• **DO THIS**
Transcribe every entry word for word, leaving out all images.

########

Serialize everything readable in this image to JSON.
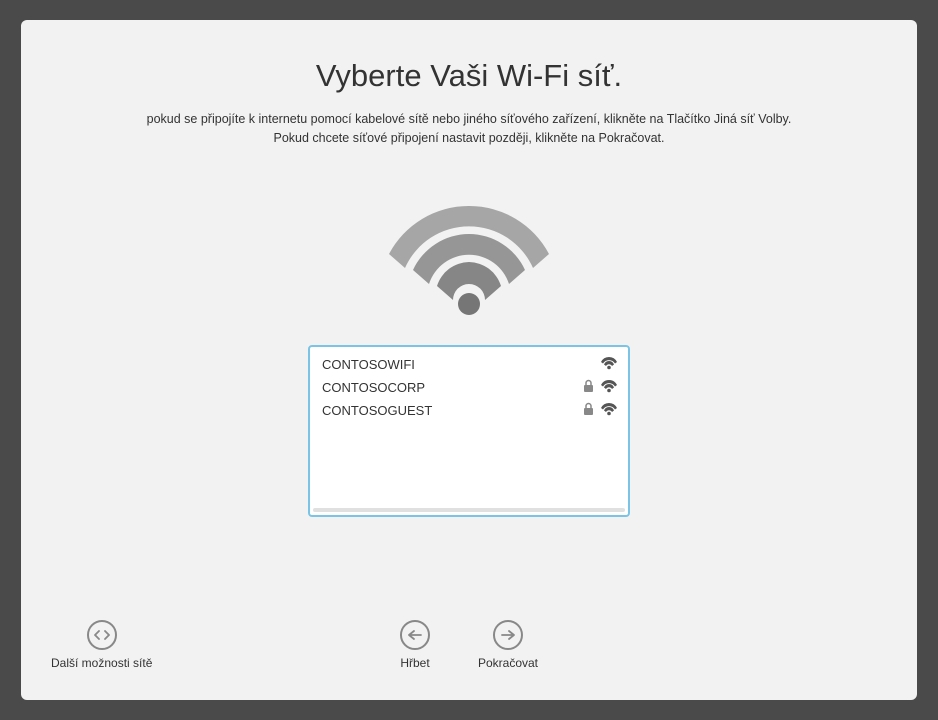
{
  "title": "Vyberte Vaši Wi-Fi síť.",
  "subtitle": "pokud se připojíte k internetu pomocí kabelové sítě nebo jiného síťového zařízení, klikněte na Tlačítko Jiná síť Volby. Pokud chcete síťové připojení nastavit později, klikněte na Pokračovat.",
  "networks": [
    {
      "name": "CONTOSOWIFI",
      "locked": false,
      "signal": true
    },
    {
      "name": "CONTOSOCORP",
      "locked": true,
      "signal": true
    },
    {
      "name": "CONTOSOGUEST",
      "locked": true,
      "signal": true
    }
  ],
  "buttons": {
    "other_options": "Další možnosti sítě",
    "back": "Hřbet",
    "continue": "Pokračovat"
  }
}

########

• **WRITTEN REPLY**
Serialize everything readable in this image to JSON.
{
  "title": "Vyberte Vaši Wi-Fi síť.",
  "subtitle": "pokud se připojíte k internetu pomocí kabelové sítě nebo jiného síťového zařízení, klikněte na Tlačítko Jiná síť Volby. Pokud chcete síťové připojení nastavit později, klikněte na Pokračovat.",
  "networks": [
    {
      "name": "CONTOSOWIFI",
      "locked": false,
      "signal": true
    },
    {
      "name": "CONTOSOCORP",
      "locked": true,
      "signal": true
    },
    {
      "name": "CONTOSOGUEST",
      "locked": true,
      "signal": true
    }
  ],
  "buttons": {
    "other_options": "Další možnosti sítě",
    "back": "Hřbet",
    "continue": "Pokračovat"
  }
}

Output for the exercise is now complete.